Dataset rows about figures
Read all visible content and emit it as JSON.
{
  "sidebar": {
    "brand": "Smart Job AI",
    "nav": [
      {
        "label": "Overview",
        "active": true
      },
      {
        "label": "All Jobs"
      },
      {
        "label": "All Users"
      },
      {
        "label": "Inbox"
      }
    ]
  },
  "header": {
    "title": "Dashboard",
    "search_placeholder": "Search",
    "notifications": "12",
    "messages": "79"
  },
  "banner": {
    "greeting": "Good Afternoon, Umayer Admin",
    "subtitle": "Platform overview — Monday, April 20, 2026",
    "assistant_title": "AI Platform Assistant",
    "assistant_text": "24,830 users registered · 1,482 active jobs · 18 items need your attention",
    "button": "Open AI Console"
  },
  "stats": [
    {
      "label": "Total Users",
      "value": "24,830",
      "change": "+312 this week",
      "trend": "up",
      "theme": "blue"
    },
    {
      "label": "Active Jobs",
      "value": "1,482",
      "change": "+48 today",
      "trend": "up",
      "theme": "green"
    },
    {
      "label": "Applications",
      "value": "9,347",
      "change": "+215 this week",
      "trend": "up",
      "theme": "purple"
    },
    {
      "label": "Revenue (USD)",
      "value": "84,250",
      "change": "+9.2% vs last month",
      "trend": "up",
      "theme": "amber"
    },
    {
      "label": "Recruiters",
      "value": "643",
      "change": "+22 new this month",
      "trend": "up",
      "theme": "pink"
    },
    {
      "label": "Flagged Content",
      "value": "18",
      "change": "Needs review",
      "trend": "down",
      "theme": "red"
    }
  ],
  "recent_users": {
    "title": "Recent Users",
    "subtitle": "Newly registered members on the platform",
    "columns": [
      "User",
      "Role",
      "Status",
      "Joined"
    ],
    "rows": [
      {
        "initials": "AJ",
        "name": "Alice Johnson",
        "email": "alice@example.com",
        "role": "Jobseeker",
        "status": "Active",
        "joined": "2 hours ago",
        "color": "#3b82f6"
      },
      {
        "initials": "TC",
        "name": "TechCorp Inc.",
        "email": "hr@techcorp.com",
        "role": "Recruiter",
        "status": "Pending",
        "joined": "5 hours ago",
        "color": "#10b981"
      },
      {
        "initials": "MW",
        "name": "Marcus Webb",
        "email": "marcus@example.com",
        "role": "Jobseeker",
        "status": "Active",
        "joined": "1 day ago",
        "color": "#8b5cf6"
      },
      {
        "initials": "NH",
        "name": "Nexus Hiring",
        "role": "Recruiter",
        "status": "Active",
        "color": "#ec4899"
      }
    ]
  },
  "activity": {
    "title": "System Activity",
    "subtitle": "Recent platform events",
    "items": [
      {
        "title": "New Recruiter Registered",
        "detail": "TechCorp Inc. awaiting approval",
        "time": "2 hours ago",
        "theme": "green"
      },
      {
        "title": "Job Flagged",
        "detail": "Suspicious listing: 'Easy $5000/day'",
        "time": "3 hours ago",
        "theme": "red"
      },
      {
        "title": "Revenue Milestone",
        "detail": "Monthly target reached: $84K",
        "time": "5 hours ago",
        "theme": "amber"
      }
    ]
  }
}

● WHAT YOU WILL DO: Count the lines of the material that include the word "week", then state only the total.

● TASK RESULT: 2